● **Your instructions**
Show every line of the records below that contains the word "each".

BEGIN Extracted entries

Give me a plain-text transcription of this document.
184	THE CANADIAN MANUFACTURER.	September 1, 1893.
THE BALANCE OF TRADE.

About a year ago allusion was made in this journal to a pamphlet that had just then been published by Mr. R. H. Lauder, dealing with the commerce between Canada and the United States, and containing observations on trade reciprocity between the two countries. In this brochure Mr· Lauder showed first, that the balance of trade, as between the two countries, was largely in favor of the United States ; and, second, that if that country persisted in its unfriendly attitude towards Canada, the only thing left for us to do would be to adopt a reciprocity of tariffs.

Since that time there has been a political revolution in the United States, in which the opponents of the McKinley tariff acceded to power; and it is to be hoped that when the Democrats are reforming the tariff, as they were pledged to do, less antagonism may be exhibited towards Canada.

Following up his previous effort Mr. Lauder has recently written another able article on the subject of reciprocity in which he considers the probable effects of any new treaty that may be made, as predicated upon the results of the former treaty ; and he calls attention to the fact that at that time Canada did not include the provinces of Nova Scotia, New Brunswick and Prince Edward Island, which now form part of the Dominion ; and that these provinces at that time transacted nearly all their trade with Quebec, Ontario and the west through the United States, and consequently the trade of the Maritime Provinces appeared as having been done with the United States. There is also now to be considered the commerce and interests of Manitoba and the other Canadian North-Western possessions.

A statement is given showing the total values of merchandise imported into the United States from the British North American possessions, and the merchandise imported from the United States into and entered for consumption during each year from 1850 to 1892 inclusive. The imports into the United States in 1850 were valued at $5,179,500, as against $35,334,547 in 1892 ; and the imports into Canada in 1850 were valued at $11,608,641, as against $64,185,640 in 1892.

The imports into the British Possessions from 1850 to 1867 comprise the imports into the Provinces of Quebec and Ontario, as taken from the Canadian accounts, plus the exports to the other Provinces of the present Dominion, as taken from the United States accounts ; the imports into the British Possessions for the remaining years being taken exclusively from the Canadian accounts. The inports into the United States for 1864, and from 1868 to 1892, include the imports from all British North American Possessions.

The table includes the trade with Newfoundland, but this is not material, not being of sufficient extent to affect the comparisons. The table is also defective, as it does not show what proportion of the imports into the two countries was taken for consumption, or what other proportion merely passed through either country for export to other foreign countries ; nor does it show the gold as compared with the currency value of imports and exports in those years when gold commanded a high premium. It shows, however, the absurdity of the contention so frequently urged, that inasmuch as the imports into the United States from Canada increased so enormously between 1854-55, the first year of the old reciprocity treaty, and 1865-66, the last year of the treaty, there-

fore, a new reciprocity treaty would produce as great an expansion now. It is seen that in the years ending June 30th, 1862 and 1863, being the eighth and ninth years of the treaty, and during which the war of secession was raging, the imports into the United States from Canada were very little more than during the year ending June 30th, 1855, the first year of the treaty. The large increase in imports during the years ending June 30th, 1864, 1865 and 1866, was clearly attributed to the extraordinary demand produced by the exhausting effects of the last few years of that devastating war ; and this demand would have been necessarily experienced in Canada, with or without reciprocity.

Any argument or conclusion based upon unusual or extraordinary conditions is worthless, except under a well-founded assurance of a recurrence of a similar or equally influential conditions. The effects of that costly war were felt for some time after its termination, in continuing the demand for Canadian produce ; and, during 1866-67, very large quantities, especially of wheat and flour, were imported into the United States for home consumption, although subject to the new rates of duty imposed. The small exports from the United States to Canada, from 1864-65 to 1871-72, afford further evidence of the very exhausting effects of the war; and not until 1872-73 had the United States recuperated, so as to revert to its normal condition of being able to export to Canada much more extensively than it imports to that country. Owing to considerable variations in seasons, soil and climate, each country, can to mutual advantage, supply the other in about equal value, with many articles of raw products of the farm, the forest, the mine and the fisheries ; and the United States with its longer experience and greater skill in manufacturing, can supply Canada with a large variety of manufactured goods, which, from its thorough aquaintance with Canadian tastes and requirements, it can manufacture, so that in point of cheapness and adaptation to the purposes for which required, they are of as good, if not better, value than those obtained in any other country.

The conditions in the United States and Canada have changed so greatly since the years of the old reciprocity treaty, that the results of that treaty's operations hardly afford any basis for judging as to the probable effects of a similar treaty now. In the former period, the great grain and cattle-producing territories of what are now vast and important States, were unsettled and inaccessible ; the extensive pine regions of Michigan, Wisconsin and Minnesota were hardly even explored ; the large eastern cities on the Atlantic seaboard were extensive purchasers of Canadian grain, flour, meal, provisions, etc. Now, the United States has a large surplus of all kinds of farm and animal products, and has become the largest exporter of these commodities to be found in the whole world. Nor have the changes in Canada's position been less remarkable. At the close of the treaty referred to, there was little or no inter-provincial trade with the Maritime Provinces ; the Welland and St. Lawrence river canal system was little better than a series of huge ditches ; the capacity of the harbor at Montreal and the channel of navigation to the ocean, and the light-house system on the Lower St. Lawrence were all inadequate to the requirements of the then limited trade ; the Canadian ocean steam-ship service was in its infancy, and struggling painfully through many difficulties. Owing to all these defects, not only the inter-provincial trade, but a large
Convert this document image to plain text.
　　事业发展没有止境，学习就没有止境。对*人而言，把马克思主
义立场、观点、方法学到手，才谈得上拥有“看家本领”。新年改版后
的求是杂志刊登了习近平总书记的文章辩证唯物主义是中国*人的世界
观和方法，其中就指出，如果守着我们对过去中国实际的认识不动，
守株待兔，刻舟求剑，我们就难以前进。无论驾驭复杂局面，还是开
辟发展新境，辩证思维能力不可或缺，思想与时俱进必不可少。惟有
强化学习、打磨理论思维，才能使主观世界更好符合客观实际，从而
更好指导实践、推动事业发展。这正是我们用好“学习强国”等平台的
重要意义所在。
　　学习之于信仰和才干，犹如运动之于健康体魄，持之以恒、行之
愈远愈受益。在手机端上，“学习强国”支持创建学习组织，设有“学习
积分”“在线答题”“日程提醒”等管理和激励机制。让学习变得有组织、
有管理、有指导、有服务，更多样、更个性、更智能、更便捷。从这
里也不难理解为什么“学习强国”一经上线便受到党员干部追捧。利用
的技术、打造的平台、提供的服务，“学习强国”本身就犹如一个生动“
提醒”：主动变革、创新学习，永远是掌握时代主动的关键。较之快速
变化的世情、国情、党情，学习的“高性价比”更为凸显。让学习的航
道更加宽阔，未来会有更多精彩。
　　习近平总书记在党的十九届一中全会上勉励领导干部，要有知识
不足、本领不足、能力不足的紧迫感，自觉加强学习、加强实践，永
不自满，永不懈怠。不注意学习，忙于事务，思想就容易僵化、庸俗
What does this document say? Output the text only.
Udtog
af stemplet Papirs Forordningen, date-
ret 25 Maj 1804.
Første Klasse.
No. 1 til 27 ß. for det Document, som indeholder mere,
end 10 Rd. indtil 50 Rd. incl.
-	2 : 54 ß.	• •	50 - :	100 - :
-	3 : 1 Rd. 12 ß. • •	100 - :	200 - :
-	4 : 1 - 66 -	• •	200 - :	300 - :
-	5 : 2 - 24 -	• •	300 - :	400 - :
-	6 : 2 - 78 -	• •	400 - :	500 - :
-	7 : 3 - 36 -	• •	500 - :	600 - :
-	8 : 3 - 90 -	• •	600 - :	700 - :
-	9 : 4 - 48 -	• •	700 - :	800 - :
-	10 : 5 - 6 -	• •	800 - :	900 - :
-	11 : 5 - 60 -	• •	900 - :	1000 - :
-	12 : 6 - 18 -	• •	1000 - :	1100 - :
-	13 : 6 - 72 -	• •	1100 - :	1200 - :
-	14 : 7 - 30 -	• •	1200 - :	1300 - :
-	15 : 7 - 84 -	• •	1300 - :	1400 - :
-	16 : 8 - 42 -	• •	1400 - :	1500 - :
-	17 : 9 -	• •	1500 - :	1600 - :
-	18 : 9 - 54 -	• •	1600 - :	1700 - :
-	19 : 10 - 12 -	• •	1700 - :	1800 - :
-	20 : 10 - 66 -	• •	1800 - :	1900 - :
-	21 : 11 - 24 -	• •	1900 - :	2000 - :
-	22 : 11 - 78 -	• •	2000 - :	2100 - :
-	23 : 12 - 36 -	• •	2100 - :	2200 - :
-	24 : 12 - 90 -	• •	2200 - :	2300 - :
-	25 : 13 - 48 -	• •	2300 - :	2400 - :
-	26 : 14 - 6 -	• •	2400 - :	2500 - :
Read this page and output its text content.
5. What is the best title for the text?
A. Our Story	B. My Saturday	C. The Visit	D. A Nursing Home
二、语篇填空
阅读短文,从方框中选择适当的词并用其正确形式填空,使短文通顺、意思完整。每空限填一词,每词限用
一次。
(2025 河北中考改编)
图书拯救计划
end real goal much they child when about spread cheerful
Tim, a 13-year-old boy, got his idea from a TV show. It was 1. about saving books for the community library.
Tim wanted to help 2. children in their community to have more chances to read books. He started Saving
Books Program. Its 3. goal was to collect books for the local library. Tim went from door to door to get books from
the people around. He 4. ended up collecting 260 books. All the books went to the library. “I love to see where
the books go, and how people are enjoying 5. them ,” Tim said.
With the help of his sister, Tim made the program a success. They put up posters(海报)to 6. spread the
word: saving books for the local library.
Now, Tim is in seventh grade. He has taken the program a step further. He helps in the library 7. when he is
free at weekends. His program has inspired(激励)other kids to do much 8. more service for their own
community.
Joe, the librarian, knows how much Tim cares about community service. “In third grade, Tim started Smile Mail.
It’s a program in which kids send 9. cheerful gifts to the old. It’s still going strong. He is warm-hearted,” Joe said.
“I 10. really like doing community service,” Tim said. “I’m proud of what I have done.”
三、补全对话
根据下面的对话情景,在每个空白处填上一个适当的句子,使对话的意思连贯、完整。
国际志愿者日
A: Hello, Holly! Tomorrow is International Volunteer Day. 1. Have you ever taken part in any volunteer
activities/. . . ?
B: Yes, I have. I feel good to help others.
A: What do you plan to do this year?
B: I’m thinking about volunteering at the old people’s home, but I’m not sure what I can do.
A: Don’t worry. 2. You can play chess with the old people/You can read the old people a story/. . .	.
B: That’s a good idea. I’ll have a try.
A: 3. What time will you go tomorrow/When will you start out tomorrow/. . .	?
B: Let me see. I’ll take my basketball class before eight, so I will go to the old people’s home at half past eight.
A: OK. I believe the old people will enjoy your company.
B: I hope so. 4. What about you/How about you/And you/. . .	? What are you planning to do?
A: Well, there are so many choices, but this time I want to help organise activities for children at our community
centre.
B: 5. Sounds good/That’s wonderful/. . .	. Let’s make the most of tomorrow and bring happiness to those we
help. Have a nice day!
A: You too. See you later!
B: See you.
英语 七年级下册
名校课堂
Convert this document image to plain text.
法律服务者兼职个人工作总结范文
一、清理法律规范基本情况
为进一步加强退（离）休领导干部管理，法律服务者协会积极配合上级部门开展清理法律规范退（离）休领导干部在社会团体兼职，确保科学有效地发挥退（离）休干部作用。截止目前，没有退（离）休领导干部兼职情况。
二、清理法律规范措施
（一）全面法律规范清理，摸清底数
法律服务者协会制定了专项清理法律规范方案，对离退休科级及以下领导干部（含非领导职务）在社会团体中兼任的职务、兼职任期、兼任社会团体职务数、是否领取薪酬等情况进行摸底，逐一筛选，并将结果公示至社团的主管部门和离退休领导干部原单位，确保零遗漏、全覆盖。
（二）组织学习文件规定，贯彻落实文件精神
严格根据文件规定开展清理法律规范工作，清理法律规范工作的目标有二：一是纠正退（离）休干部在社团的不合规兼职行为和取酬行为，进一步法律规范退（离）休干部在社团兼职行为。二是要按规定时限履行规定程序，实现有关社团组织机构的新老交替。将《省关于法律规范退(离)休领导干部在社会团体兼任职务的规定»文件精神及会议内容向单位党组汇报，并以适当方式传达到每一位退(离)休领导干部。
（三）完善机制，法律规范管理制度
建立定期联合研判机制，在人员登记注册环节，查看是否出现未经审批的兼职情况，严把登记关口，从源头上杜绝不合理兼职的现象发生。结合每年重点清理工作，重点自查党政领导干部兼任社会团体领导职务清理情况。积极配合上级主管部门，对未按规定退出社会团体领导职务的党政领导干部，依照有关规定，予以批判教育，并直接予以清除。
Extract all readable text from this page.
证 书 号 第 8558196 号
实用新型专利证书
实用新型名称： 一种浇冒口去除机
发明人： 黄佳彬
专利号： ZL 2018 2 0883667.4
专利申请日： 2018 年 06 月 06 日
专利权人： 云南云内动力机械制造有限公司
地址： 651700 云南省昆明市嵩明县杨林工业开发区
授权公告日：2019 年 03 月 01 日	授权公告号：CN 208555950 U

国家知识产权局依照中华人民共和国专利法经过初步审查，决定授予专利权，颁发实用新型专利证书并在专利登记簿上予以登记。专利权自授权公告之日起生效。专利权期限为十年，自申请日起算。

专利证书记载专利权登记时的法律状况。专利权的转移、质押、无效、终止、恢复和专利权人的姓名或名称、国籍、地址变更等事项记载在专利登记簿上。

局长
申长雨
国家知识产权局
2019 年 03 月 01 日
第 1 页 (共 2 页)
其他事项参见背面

END Extracted entries

● **The completed task**
A statement is given showing the total values of merchandise imported into the United States from the British North American possessions, and the merchandise imported from the United States into and entered for consumption during each year from 1850 to 1892 inclusive. The imports into the United States in 1850 were valued at $5,179,500, as against $35,334,547 in 1892 ; and the imports into Canada in 1850 were valued at $11,608,641, as against $64,185,640 in 1892.
Any argument or conclusion based upon unusual or extraordinary conditions is worthless, except under a well-founded assurance of a recurrence of a similar or equally influential conditions. The effects of that costly war were felt for some time after its termination, in continuing the demand for Canadian produce ; and, during 1866-67, very large quantities, especially of wheat and flour, were imported into the United States for home consumption, although subject to the new rates of duty imposed. The small exports from the United States to Canada, from 1864-65 to 1871-72, afford further evidence of the very exhausting effects of the war; and not until 1872-73 had the United States recuperated, so as to revert to its normal condition of being able to export to Canada much more extensively than it imports to that country. Owing to considerable variations in seasons, soil and climate, each country, can to mutual advantage, supply the other in about equal value, with many articles of raw products of the farm, the forest, the mine and the fisheries ; and the United States with its longer experience and greater skill in manufacturing, can supply Canada with a large variety of manufactured goods, which, from its thorough aquaintance with Canadian tastes and requirements, it can manufacture, so that in point of cheapness and adaptation to the purposes for which required, they are of as good, if not better, value than those obtained in any other country.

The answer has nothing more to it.